Stated problem - The data must be written out once more, precisely as given.
==== Data records
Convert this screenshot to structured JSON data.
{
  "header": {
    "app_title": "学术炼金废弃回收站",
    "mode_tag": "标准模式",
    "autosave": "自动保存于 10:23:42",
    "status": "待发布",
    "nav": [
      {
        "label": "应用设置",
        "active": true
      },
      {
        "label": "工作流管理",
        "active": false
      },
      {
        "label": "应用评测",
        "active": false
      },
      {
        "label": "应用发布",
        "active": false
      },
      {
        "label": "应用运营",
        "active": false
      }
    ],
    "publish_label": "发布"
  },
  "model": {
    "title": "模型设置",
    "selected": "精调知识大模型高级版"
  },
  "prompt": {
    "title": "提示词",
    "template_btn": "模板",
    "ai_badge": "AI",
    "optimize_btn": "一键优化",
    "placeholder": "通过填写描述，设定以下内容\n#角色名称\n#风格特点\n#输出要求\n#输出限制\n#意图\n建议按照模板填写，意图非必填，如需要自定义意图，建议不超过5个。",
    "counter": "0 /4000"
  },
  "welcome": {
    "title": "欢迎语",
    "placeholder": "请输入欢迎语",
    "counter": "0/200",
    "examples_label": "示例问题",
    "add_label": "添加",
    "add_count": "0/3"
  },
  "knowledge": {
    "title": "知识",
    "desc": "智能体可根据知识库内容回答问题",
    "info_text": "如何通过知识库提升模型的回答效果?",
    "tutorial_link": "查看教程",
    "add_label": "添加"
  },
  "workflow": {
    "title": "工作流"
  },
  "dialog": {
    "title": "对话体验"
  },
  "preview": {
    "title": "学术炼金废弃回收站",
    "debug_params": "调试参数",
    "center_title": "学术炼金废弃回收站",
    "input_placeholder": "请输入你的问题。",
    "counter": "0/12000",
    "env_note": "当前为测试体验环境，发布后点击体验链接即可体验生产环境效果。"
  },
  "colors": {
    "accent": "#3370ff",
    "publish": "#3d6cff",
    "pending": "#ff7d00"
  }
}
========
Response below -
Convert this screenshot to structured JSON data.
{
  "header": {
    "app_title": "学术炼金废弃回收站",
    "mode_tag": "标准模式",
    "autosave": "自动保存于 10:23:42",
    "status": "待发布",
    "nav": [
      {
        "label": "应用设置",
        "active": true
      },
      {
        "label": "工作流管理",
        "active": false
      },
      {
        "label": "应用评测",
        "active": false
      },
      {
        "label": "应用发布",
        "active": false
      },
      {
        "label": "应用运营",
        "active": false
      }
    ],
    "publish_label": "发布"
  },
  "model": {
    "title": "模型设置",
    "selected": "精调知识大模型高级版"
  },
  "prompt": {
    "title": "提示词",
    "template_btn": "模板",
    "ai_badge": "AI",
    "optimize_btn": "一键优化",
    "placeholder": "通过填写描述，设定以下内容\n#角色名称\n#风格特点\n#输出要求\n#输出限制\n#意图\n建议按照模板填写，意图非必填，如需要自定义意图，建议不超过5个。",
    "counter": "0 /4000"
  },
  "welcome": {
    "title": "欢迎语",
    "placeholder": "请输入欢迎语",
    "counter": "0/200",
    "examples_label": "示例问题",
    "add_label": "添加",
    "add_count": "0/3"
  },
  "knowledge": {
    "title": "知识",
    "desc": "智能体可根据知识库内容回答问题",
    "info_text": "如何通过知识库提升模型的回答效果?",
    "tutorial_link": "查看教程",
    "add_label": "添加"
  },
  "workflow": {
    "title": "工作流"
  },
  "dialog": {
    "title": "对话体验"
  },
  "preview": {
    "title": "学术炼金废弃回收站",
    "debug_params": "调试参数",
    "center_title": "学术炼金废弃回收站",
    "input_placeholder": "请输入你的问题。",
    "counter": "0/12000",
    "env_note": "当前为测试体验环境，发布后点击体验链接即可体验生产环境效果。"
  },
  "colors": {
    "accent": "#3370ff",
    "publish": "#3d6cff",
    "pending": "#ff7d00"
  }
}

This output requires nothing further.